The task: Reproduce all of the material exactly as shown.

Input:
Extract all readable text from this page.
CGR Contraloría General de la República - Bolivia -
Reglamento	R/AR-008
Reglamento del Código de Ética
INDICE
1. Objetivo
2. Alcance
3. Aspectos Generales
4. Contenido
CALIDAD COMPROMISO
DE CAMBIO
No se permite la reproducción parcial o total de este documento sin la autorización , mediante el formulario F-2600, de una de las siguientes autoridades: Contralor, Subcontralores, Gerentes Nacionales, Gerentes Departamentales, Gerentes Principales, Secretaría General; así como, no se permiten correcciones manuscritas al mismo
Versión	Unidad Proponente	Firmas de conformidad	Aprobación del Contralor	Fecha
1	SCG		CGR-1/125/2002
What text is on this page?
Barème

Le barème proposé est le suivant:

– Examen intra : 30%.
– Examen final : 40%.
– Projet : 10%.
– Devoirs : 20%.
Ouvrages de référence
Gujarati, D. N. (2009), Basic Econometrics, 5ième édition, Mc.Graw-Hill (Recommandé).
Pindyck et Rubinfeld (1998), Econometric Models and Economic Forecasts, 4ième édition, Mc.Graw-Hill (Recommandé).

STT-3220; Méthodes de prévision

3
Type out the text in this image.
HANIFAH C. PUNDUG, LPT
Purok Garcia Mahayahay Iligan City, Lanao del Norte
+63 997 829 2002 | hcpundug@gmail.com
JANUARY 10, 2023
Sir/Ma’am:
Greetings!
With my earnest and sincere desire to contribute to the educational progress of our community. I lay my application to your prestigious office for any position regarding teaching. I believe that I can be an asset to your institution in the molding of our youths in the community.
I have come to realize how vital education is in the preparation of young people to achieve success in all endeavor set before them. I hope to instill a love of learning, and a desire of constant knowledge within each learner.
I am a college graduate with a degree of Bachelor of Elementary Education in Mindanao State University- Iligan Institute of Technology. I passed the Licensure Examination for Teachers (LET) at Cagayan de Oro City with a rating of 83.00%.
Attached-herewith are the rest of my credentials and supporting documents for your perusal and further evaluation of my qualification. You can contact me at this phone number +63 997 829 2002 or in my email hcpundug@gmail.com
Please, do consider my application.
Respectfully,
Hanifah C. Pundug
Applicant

Expected answer:
Extract all readable text from this page.
CGR Contraloría General de la República - Bolivia -
Reglamento	R/AR-008
Reglamento del Código de Ética
INDICE
1. Objetivo
2. Alcance
3. Aspectos Generales
4. Contenido
CALIDAD COMPROMISO
DE CAMBIO
No se permite la reproducción parcial o total de este documento sin la autorización , mediante el formulario F-2600, de una de las siguientes autoridades: Contralor, Subcontralores, Gerentes Nacionales, Gerentes Departamentales, Gerentes Principales, Secretaría General; así como, no se permiten correcciones manuscritas al mismo
Versión	Unidad Proponente	Firmas de conformidad	Aprobación del Contralor	Fecha
1	SCG		CGR-1/125/2002
What text is on this page?
Barème

Le barème proposé est le suivant:

– Examen intra : 30%.
– Examen final : 40%.
– Projet : 10%.
– Devoirs : 20%.
Ouvrages de référence
Gujarati, D. N. (2009), Basic Econometrics, 5ième édition, Mc.Graw-Hill (Recommandé).
Pindyck et Rubinfeld (1998), Econometric Models and Economic Forecasts, 4ième édition, Mc.Graw-Hill (Recommandé).

STT-3220; Méthodes de prévision

3
Type out the text in this image.
HANIFAH C. PUNDUG, LPT
Purok Garcia Mahayahay Iligan City, Lanao del Norte
+63 997 829 2002 | hcpundug@gmail.com
JANUARY 10, 2023
Sir/Ma’am:
Greetings!
With my earnest and sincere desire to contribute to the educational progress of our community. I lay my application to your prestigious office for any position regarding teaching. I believe that I can be an asset to your institution in the molding of our youths in the community.
I have come to realize how vital education is in the preparation of young people to achieve success in all endeavor set before them. I hope to instill a love of learning, and a desire of constant knowledge within each learner.
I am a college graduate with a degree of Bachelor of Elementary Education in Mindanao State University- Iligan Institute of Technology. I passed the Licensure Examination for Teachers (LET) at Cagayan de Oro City with a rating of 83.00%.
Attached-herewith are the rest of my credentials and supporting documents for your perusal and further evaluation of my qualification. You can contact me at this phone number +63 997 829 2002 or in my email hcpundug@gmail.com
Please, do consider my application.
Respectfully,
Hanifah C. Pundug
Applicant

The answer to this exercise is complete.